- _Written request_
Show, in full, each line of the data that contains "результаті".

- _Source material_
————————
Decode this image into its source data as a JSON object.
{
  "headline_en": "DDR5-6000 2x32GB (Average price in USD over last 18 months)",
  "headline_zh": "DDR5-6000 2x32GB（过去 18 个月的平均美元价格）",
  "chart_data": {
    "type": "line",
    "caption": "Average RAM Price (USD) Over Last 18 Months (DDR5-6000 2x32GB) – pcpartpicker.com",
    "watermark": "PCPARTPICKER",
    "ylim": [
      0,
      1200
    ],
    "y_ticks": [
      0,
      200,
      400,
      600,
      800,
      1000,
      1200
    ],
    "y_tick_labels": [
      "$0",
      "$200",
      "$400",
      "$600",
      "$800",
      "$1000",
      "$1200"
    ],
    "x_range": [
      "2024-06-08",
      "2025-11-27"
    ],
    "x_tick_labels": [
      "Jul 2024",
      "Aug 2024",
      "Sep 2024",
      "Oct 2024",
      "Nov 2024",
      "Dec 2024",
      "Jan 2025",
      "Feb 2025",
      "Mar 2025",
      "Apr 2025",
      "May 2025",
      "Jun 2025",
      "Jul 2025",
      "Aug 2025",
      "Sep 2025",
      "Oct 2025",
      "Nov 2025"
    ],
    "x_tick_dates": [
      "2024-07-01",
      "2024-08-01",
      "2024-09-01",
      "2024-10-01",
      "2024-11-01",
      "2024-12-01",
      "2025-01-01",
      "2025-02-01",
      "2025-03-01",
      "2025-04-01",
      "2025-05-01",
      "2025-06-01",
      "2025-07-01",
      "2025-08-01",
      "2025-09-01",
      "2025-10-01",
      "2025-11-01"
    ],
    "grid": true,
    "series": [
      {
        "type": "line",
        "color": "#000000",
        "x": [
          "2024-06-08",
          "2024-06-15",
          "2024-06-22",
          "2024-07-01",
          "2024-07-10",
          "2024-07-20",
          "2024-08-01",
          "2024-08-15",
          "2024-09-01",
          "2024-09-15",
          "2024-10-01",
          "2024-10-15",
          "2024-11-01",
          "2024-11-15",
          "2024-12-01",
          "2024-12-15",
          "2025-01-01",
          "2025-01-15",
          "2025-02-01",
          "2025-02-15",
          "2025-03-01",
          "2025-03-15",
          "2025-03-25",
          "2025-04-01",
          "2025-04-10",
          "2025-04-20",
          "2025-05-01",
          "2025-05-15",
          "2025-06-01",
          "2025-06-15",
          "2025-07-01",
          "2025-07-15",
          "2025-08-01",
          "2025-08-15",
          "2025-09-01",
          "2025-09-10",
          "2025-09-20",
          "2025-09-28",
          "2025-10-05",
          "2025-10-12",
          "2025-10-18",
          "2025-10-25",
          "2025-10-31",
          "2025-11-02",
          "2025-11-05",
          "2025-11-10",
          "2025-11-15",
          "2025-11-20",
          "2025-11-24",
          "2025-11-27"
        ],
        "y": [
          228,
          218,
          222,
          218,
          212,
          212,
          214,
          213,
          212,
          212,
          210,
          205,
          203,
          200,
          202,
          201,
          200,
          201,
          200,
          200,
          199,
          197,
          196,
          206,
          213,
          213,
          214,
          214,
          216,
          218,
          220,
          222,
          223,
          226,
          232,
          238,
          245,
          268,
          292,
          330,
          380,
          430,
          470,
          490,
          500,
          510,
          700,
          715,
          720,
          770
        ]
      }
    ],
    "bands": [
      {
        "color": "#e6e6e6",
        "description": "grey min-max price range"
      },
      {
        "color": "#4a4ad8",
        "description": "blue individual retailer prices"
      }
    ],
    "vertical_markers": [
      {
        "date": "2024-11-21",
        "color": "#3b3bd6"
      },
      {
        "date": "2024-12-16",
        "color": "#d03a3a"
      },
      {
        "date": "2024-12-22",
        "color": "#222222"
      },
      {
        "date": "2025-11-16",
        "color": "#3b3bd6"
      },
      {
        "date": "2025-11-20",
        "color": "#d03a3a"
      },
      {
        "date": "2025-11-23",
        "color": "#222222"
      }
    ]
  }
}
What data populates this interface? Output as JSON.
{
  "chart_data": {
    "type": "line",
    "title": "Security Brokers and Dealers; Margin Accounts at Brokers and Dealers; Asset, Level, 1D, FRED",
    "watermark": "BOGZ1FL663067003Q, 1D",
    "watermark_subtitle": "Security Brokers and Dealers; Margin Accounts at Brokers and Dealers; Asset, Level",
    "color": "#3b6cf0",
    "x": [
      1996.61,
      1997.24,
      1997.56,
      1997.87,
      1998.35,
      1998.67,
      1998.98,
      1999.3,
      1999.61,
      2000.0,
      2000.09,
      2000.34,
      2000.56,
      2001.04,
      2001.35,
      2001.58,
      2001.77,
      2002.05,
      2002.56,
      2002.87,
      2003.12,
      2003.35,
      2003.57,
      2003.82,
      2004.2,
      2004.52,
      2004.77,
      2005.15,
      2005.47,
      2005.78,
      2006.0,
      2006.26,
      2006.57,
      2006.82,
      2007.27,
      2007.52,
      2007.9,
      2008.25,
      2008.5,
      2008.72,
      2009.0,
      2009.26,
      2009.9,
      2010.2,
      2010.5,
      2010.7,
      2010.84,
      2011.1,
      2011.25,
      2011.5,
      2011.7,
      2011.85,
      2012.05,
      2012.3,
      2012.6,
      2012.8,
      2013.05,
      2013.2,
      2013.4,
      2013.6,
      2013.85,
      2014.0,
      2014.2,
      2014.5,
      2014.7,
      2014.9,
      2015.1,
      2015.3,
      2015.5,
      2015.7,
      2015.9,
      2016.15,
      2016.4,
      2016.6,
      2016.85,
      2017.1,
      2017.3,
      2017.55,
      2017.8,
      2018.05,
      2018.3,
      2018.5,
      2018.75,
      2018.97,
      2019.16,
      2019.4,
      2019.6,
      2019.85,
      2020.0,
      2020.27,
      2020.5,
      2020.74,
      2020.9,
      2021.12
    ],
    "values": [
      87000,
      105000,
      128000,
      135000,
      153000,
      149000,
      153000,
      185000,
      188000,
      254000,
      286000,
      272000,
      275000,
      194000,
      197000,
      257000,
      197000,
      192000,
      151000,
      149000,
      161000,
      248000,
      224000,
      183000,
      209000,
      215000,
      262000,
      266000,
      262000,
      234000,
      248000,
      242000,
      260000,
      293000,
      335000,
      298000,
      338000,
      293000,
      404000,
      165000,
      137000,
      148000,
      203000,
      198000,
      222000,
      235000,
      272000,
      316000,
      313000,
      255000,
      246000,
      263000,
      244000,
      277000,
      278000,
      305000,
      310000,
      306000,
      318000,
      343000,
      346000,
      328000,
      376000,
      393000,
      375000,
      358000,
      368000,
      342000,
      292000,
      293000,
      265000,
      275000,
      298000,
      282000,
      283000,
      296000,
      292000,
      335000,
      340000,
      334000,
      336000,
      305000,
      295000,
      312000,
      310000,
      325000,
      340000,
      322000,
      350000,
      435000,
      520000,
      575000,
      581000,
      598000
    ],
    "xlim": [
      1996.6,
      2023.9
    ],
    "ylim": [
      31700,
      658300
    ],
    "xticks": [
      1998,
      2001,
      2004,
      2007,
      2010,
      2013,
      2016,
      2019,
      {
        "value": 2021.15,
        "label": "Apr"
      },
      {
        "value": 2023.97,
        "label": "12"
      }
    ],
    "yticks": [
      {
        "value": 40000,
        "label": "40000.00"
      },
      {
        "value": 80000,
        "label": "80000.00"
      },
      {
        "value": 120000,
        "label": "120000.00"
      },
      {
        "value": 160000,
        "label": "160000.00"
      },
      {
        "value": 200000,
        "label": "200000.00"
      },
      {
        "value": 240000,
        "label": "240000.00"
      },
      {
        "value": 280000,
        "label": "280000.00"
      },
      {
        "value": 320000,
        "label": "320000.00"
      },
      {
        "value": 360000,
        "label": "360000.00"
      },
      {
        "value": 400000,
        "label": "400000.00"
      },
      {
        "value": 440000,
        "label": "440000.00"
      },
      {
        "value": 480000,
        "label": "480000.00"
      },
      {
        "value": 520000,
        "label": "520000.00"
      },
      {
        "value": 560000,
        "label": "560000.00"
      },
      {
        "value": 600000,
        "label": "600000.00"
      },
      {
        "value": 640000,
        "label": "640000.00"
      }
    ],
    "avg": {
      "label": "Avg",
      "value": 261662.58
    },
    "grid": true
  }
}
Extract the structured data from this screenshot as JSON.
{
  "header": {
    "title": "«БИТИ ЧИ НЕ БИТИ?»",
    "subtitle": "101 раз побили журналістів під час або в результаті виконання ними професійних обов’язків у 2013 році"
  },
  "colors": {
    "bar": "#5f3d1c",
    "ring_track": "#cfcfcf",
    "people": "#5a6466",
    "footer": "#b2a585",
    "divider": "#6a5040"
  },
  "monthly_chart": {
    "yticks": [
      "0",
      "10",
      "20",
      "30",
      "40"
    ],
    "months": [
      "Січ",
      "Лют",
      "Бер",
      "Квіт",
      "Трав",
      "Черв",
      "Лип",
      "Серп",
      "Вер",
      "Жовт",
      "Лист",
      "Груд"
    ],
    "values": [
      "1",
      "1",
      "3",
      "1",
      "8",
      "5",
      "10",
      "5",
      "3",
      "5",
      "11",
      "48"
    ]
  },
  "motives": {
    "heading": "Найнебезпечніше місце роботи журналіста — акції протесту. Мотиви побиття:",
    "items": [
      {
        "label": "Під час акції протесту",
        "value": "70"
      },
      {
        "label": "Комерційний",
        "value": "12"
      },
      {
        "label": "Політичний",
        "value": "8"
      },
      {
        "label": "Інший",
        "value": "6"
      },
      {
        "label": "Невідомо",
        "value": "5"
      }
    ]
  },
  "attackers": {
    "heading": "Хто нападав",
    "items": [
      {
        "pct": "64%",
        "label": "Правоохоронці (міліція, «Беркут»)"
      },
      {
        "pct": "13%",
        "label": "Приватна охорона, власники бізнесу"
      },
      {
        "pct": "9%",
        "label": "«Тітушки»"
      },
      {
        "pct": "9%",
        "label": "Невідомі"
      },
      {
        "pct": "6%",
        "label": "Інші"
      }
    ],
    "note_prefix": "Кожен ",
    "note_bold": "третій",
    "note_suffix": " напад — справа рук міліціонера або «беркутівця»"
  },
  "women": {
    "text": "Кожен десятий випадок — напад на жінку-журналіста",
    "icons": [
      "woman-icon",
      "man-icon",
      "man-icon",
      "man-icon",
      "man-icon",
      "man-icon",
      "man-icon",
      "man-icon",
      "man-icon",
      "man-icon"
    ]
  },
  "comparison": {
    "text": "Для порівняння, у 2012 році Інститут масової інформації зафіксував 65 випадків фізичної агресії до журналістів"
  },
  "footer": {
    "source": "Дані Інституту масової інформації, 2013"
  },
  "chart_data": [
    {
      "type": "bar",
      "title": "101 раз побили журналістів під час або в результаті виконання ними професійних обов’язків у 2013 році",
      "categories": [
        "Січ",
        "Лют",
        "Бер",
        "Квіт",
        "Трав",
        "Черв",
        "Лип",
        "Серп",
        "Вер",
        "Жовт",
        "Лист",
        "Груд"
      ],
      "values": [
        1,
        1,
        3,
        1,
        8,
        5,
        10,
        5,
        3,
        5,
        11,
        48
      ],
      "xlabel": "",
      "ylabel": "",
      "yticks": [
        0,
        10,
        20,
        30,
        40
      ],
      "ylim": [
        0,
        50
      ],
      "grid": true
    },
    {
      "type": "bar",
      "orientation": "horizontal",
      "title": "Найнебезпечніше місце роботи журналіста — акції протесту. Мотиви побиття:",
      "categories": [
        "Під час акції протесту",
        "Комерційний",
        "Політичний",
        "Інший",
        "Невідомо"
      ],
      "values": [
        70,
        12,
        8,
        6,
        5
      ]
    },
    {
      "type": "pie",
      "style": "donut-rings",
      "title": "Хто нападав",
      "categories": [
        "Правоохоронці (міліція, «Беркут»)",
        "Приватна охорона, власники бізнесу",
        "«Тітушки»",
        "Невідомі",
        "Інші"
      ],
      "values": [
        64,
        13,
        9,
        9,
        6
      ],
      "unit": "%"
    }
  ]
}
————————
- _Expected answer_
    "subtitle": "101 раз побили журналістів під час або в результаті виконання ними професійних обов’язків у 2013 році"
      "title": "101 раз побили журналістів під час або в результаті виконання ними професійних обов’язків у 2013 році",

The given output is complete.